WHAT IS EXPECTED:
Repeat every line below exactly, word for word.

MATERIAL PROVIDED:
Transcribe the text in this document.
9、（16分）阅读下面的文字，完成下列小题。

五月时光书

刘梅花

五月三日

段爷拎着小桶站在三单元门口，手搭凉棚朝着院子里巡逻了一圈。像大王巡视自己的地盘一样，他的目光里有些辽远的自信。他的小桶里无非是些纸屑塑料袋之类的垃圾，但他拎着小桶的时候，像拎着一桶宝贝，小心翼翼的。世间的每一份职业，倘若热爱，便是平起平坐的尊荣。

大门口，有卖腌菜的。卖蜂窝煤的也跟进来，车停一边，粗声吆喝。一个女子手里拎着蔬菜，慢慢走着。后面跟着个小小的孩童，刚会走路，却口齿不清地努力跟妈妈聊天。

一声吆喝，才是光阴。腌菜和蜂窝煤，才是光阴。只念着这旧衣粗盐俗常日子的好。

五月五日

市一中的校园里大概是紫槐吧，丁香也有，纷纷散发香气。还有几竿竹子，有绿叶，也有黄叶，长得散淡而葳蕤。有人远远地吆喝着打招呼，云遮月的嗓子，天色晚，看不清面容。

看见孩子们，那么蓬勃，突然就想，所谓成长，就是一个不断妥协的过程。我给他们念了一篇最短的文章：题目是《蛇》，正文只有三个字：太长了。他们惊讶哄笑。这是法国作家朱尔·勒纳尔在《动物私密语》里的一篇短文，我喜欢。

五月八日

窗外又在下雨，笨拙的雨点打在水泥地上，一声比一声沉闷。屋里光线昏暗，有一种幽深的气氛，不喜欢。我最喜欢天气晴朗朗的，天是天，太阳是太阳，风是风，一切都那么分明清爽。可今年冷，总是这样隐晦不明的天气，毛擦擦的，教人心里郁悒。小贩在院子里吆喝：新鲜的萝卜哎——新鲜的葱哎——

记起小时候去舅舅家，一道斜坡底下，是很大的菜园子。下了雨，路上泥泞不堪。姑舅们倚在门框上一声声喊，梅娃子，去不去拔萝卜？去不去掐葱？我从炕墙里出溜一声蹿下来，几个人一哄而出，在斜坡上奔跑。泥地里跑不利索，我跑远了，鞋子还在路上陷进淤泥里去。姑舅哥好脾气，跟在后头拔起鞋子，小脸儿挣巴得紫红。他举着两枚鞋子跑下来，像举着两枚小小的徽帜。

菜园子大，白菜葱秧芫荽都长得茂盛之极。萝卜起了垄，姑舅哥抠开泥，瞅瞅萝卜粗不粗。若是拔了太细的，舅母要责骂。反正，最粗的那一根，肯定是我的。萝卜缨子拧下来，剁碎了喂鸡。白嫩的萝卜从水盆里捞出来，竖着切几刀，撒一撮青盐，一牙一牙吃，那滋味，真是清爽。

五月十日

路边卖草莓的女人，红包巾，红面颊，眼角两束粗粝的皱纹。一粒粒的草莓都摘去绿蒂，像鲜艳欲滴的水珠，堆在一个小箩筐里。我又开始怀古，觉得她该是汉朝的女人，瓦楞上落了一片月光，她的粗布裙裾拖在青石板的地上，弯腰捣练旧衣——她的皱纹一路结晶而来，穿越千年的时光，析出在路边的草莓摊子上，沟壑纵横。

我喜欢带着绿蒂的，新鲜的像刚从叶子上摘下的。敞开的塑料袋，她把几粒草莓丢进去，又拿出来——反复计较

EXPECTED ANSWER:
Transcribe the text in this document.
9、（16分）阅读下面的文字，完成下列小题。

五月时光书

刘梅花

五月三日

段爷拎着小桶站在三单元门口，手搭凉棚朝着院子里巡逻了一圈。像大王巡视自己的地盘一样，他的目光里有些辽远的自信。他的小桶里无非是些纸屑塑料袋之类的垃圾，但他拎着小桶的时候，像拎着一桶宝贝，小心翼翼的。世间的每一份职业，倘若热爱，便是平起平坐的尊荣。

大门口，有卖腌菜的。卖蜂窝煤的也跟进来，车停一边，粗声吆喝。一个女子手里拎着蔬菜，慢慢走着。后面跟着个小小的孩童，刚会走路，却口齿不清地努力跟妈妈聊天。

一声吆喝，才是光阴。腌菜和蜂窝煤，才是光阴。只念着这旧衣粗盐俗常日子的好。

五月五日

市一中的校园里大概是紫槐吧，丁香也有，纷纷散发香气。还有几竿竹子，有绿叶，也有黄叶，长得散淡而葳蕤。有人远远地吆喝着打招呼，云遮月的嗓子，天色晚，看不清面容。

看见孩子们，那么蓬勃，突然就想，所谓成长，就是一个不断妥协的过程。我给他们念了一篇最短的文章：题目是《蛇》，正文只有三个字：太长了。他们惊讶哄笑。这是法国作家朱尔·勒纳尔在《动物私密语》里的一篇短文，我喜欢。

五月八日

窗外又在下雨，笨拙的雨点打在水泥地上，一声比一声沉闷。屋里光线昏暗，有一种幽深的气氛，不喜欢。我最喜欢天气晴朗朗的，天是天，太阳是太阳，风是风，一切都那么分明清爽。可今年冷，总是这样隐晦不明的天气，毛擦擦的，教人心里郁悒。小贩在院子里吆喝：新鲜的萝卜哎——新鲜的葱哎——

记起小时候去舅舅家，一道斜坡底下，是很大的菜园子。下了雨，路上泥泞不堪。姑舅们倚在门框上一声声喊，梅娃子，去不去拔萝卜？去不去掐葱？我从炕墙里出溜一声蹿下来，几个人一哄而出，在斜坡上奔跑。泥地里跑不利索，我跑远了，鞋子还在路上陷进淤泥里去。姑舅哥好脾气，跟在后头拔起鞋子，小脸儿挣巴得紫红。他举着两枚鞋子跑下来，像举着两枚小小的徽帜。

菜园子大，白菜葱秧芫荽都长得茂盛之极。萝卜起了垄，姑舅哥抠开泥，瞅瞅萝卜粗不粗。若是拔了太细的，舅母要责骂。反正，最粗的那一根，肯定是我的。萝卜缨子拧下来，剁碎了喂鸡。白嫩的萝卜从水盆里捞出来，竖着切几刀，撒一撮青盐，一牙一牙吃，那滋味，真是清爽。

五月十日

路边卖草莓的女人，红包巾，红面颊，眼角两束粗粝的皱纹。一粒粒的草莓都摘去绿蒂，像鲜艳欲滴的水珠，堆在一个小箩筐里。我又开始怀古，觉得她该是汉朝的女人，瓦楞上落了一片月光，她的粗布裙裾拖在青石板的地上，弯腰捣练旧衣——她的皱纹一路结晶而来，穿越千年的时光，析出在路边的草莓摊子上，沟壑纵横。

我喜欢带着绿蒂的，新鲜的像刚从叶子上摘下的。敞开的塑料袋，她把几粒草莓丢进去，又拿出来——反复计较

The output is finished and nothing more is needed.